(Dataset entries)
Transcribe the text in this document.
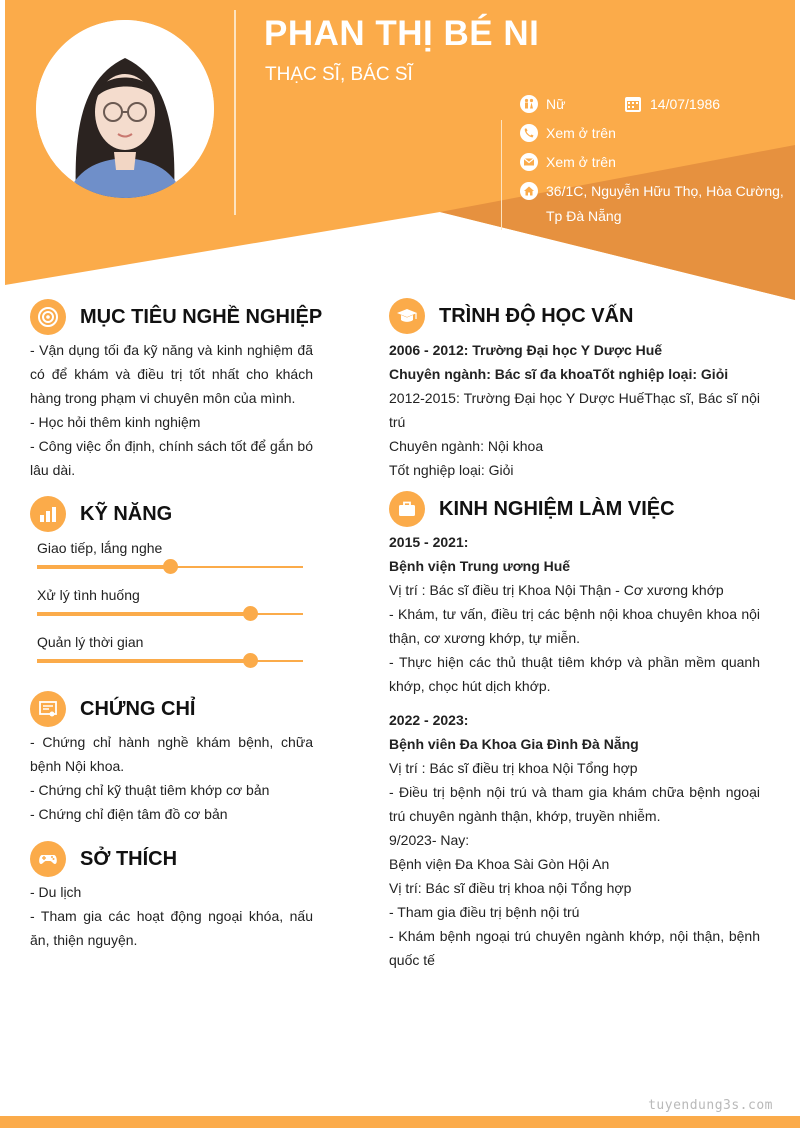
PHAN THỊ BÉ NI
THẠC SĨ, BÁC SĨ
Nữ	14/07/1986
Xem ở trên
Xem ở trên
36/1C, Nguyễn Hữu Thọ, Hòa Cường,
Tp Đà Nẵng
MỤC TIÊU NGHỀ NGHIỆP

- Vận dụng tối đa kỹ năng và kinh nghiệm đã có để khám và điều trị tốt nhất cho khách hàng trong phạm vi chuyên môn của mình.

- Học hỏi thêm kinh nghiệm

- Công việc ổn định, chính sách tốt để gắn bó lâu dài.

KỸ NĂNG
Giao tiếp, lắng nghe
Xử lý tình huống
Quản lý thời gian
CHỨNG CHỈ

- Chứng chỉ hành nghề khám bệnh, chữa bệnh Nội khoa.

- Chứng chỉ kỹ thuật tiêm khớp cơ bản

- Chứng chỉ điện tâm đồ cơ bản

SỞ THÍCH

- Du lịch

- Tham gia các hoạt động ngoại khóa, nấu ăn, thiện nguyện.

TRÌNH ĐỘ HỌC VẤN

2006 - 2012: Trường Đại học Y Dược Huế

Chuyên ngành: Bác sĩ đa khoaTốt nghiệp loại: Giỏi

2012-2015: Trường Đại học Y Dược HuếThạc sĩ, Bác sĩ nội trú

Chuyên ngành: Nội khoa

Tốt nghiệp loại: Giỏi

KINH NGHIỆM LÀM VIỆC

2015 - 2021:

Bệnh viện Trung ương Huế

Vị trí : Bác sĩ điều trị Khoa Nội Thận - Cơ xương khớp

- Khám, tư vấn, điều trị các bệnh nội khoa chuyên khoa nội thận, cơ xương khớp, tự miễn.

- Thực hiện các thủ thuật tiêm khớp và phần mềm quanh khớp, chọc hút dịch khớp.

2022 - 2023:

Bệnh viên Đa Khoa Gia Đình Đà Nẵng

Vị trí : Bác sĩ điều trị khoa Nội Tổng hợp

- Điều trị bệnh nội trú và tham gia khám chữa bệnh ngoại trú chuyên ngành thận, khớp, truyền nhiễm.

9/2023- Nay:

Bệnh viện Đa Khoa Sài Gòn Hội An

Vị trí: Bác sĩ điều trị khoa nội Tổng hợp

- Tham gia điều trị bệnh nội trú

- Khám bệnh ngoại trú chuyên ngành khớp, nội thận, bệnh quốc tế

tuyendung3s.com
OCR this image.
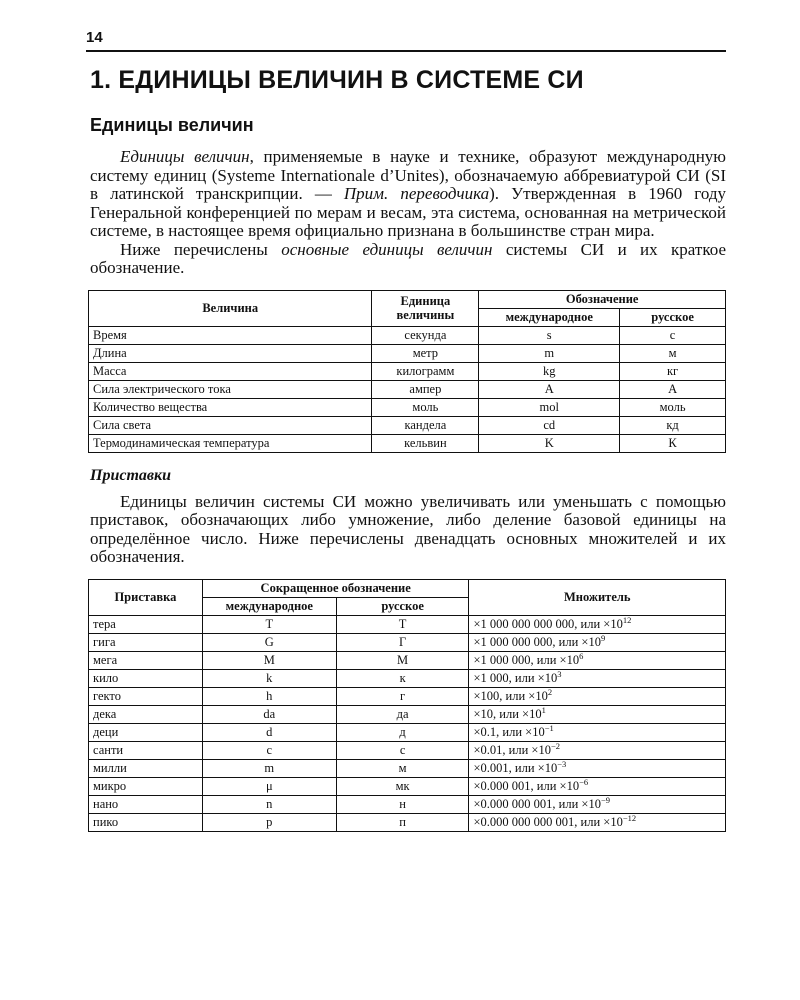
14
1. ЕДИНИЦЫ ВЕЛИЧИН В СИСТЕМЕ СИ
Единицы величин

Единицы величин, применяемые в науке и технике, образуют международную систему единиц (Systeme Internationale d’Unites), обозначаемую аббревиатурой СИ (SI в латинской транскрипции. — Прим. переводчика). Утвержденная в 1960 году Генеральной конференцией по мерам и весам, эта система, основанная на метрической системе, в настоящее время официально признана в большинстве стран мира.

Ниже перечислены основные единицы величин системы СИ и их краткое обозначение.

Величина	Единица величины	Обозначение	
		международное	русское
Время	секунда	s	с
Длина	метр	m	м
Масса	килограмм	kg	кг
Сила электрического тока	ампер	A	А
Количество вещества	моль	mol	моль
Сила света	кандела	cd	кд
Термодинамическая температура	кельвин	K	К
Приставки

Единицы величин системы СИ можно увеличивать или уменьшать с помощью приставок, обозначающих либо умножение, либо деление базовой единицы на определённое число. Ниже перечислены двенадцать основных множителей и их обозначения.

Приставка	Сокращенное обозначение		Множитель
	международное	русское	
тера	T	Т	×1 000 000 000 000, или $\times 10^{12}$
гига	G	Г	×1 000 000 000, или $\times 10^9$
мега	M	М	×1 000 000, или $\times 10^6$
кило	k	к	×1 000, или $\times 10^3$
гекто	h	г	×100, или $\times 10^2$
дека	da	да	×10, или $\times 10^1$
деци	d	д	×0.1, или $\times 10^{-1}$
санти	c	с	×0.01, или $\times 10^{-2}$
милли	m	м	×0.001, или $\times 10^{-3}$
микро	μ	мк	×0.000 001, или $\times 10^{-6}$
нано	n	н	×0.000 000 001, или $\times 10^{-9}$
пико	p	п	×0.000 000 000 001, или $\times 10^{-12}$
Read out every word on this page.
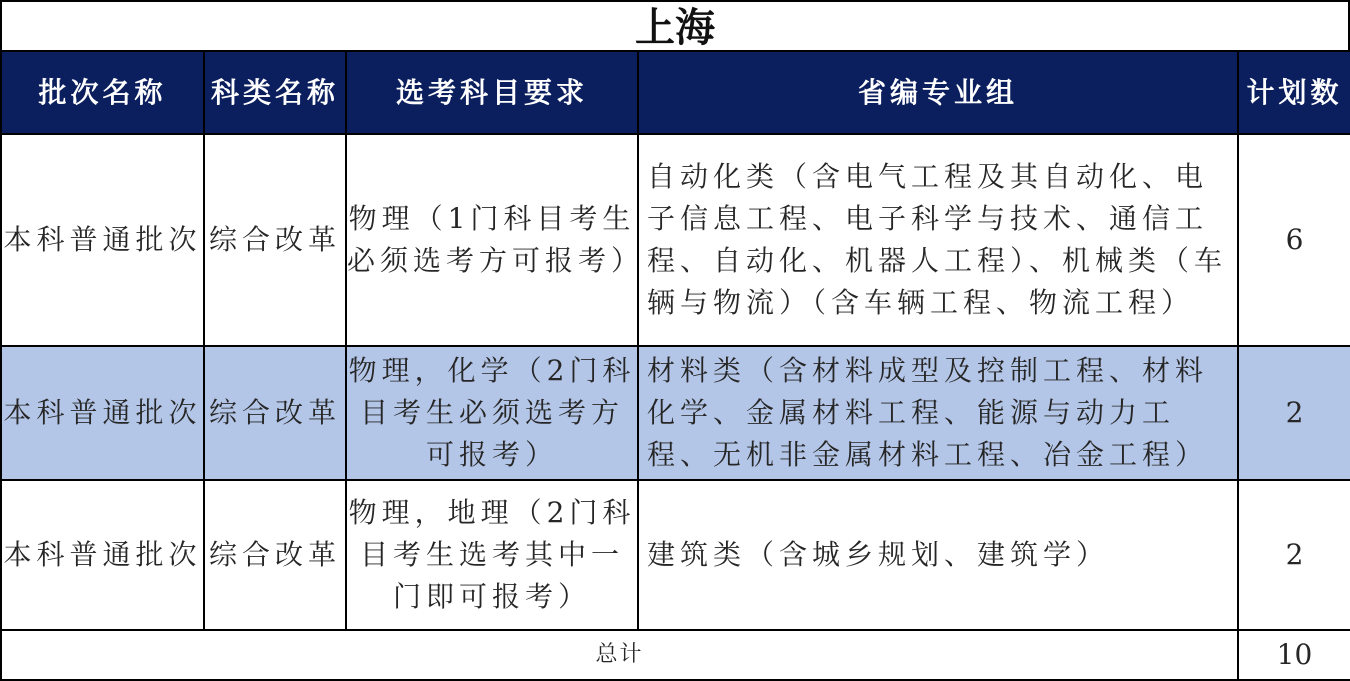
上海
批次名称	科类名称	选考科目要求	省编专业组	计划数
本科普通批次	综合改革	物理（1门科目考生必须选考方可报考）	自动化类（含电气工程及其自动化、电子信息工程、电子科学与技术、通信工程、自动化、机器人工程）、机械类（车辆与物流）（含车辆工程、物流工程）	6
本科普通批次	综合改革	物理，化学（2门科目考生必须选考方可报考）	材料类（含材料成型及控制工程、材料化学、金属材料工程、能源与动力工程、无机非金属材料工程、冶金工程）	2
本科普通批次	综合改革	物理，地理（2门科目考生选考其中一门即可报考）	建筑类（含城乡规划、建筑学）	2
总计				10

# [SET EXERCISE]
Starting at the line that holds "Read out every word on this page.", copy each line exactly through the end of the listing, both ends included. Leave the pictures out.

# [ANSWER]
Read out every word on this page.
上海
批次名称	科类名称	选考科目要求	省编专业组	计划数
本科普通批次	综合改革	物理（1门科目考生必须选考方可报考）	自动化类（含电气工程及其自动化、电子信息工程、电子科学与技术、通信工程、自动化、机器人工程）、机械类（车辆与物流）（含车辆工程、物流工程）	6
本科普通批次	综合改革	物理，化学（2门科目考生必须选考方可报考）	材料类（含材料成型及控制工程、材料化学、金属材料工程、能源与动力工程、无机非金属材料工程、冶金工程）	2
本科普通批次	综合改革	物理，地理（2门科目考生选考其中一门即可报考）	建筑类（含城乡规划、建筑学）	2
总计				10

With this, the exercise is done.